What this task involves
Give back each entry unchanged, minus pictures.

Data for this task
^^^^^^^^

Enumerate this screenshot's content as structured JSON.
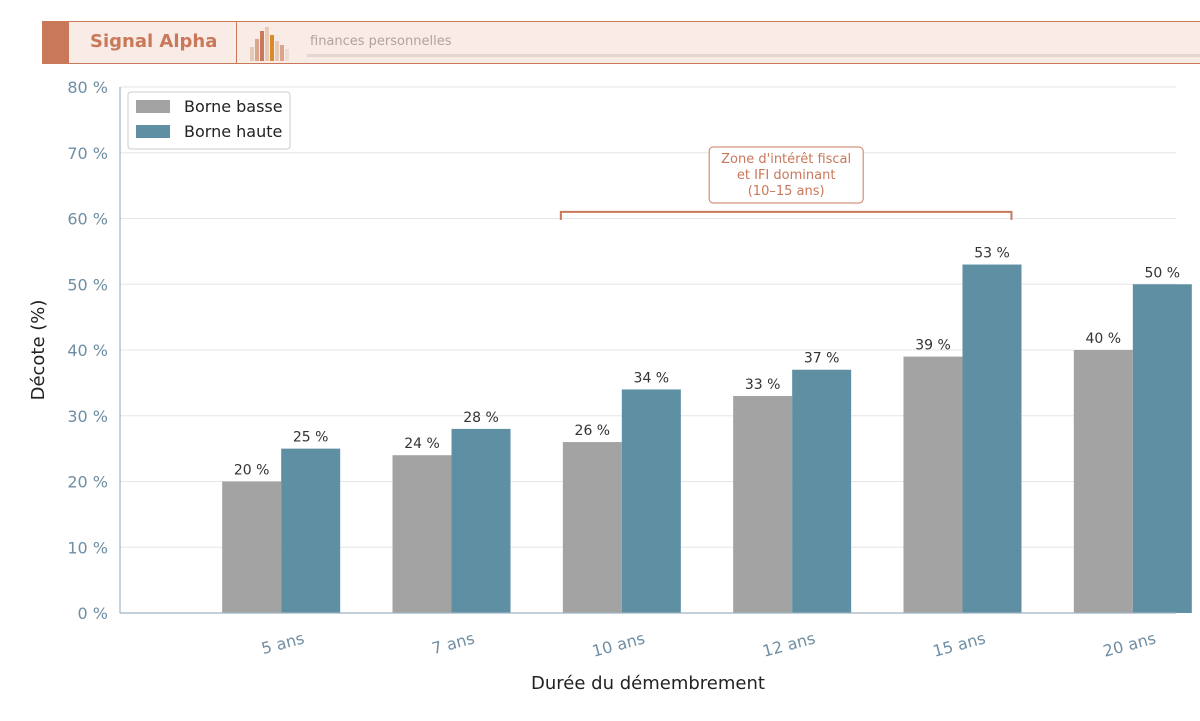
{
  "header": {
    "brand": "Signal Alpha",
    "subtitle": "finances personnelles",
    "logo_icon": "books-bar-logo-icon"
  },
  "colors": {
    "accent": "#c9785a",
    "low": "#a3a3a3",
    "high": "#5e8fa3",
    "axis_text": "#6f8ea3"
  },
  "chart_data": {
    "type": "bar",
    "xlabel": "Durée du démembrement",
    "ylabel": "Décote (%)",
    "ylim": [
      0,
      80
    ],
    "yticks": [
      0,
      10,
      20,
      30,
      40,
      50,
      60,
      70,
      80
    ],
    "ytick_labels": [
      "0 %",
      "10 %",
      "20 %",
      "30 %",
      "40 %",
      "50 %",
      "60 %",
      "70 %",
      "80 %"
    ],
    "categories": [
      "5 ans",
      "7 ans",
      "10 ans",
      "12 ans",
      "15 ans",
      "20 ans"
    ],
    "series": [
      {
        "name": "Borne basse",
        "values": [
          20,
          24,
          26,
          33,
          39,
          40
        ],
        "labels": [
          "20 %",
          "24 %",
          "26 %",
          "33 %",
          "39 %",
          "40 %"
        ]
      },
      {
        "name": "Borne haute",
        "values": [
          25,
          28,
          34,
          37,
          53,
          50
        ],
        "labels": [
          "25 %",
          "28 %",
          "34 %",
          "37 %",
          "53 %",
          "50 %"
        ]
      }
    ],
    "legend_position": "top-left",
    "grid": "horizontal",
    "annotation": {
      "text": [
        "Zone d'intérêt fiscal",
        "et IFI dominant",
        "(10–15 ans)"
      ],
      "from_category": "10 ans",
      "to_category": "15 ans"
    }
  }
}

^^^^^^^^

Task result
Enumerate this screenshot's content as structured JSON.
{
  "header": {
    "brand": "Signal Alpha",
    "subtitle": "finances personnelles",
    "logo_icon": "books-bar-logo-icon"
  },
  "colors": {
    "accent": "#c9785a",
    "low": "#a3a3a3",
    "high": "#5e8fa3",
    "axis_text": "#6f8ea3"
  },
  "chart_data": {
    "type": "bar",
    "xlabel": "Durée du démembrement",
    "ylabel": "Décote (%)",
    "ylim": [
      0,
      80
    ],
    "yticks": [
      0,
      10,
      20,
      30,
      40,
      50,
      60,
      70,
      80
    ],
    "ytick_labels": [
      "0 %",
      "10 %",
      "20 %",
      "30 %",
      "40 %",
      "50 %",
      "60 %",
      "70 %",
      "80 %"
    ],
    "categories": [
      "5 ans",
      "7 ans",
      "10 ans",
      "12 ans",
      "15 ans",
      "20 ans"
    ],
    "series": [
      {
        "name": "Borne basse",
        "values": [
          20,
          24,
          26,
          33,
          39,
          40
        ],
        "labels": [
          "20 %",
          "24 %",
          "26 %",
          "33 %",
          "39 %",
          "40 %"
        ]
      },
      {
        "name": "Borne haute",
        "values": [
          25,
          28,
          34,
          37,
          53,
          50
        ],
        "labels": [
          "25 %",
          "28 %",
          "34 %",
          "37 %",
          "53 %",
          "50 %"
        ]
      }
    ],
    "legend_position": "top-left",
    "grid": "horizontal",
    "annotation": {
      "text": [
        "Zone d'intérêt fiscal",
        "et IFI dominant",
        "(10–15 ans)"
      ],
      "from_category": "10 ans",
      "to_category": "15 ans"
    }
  }
}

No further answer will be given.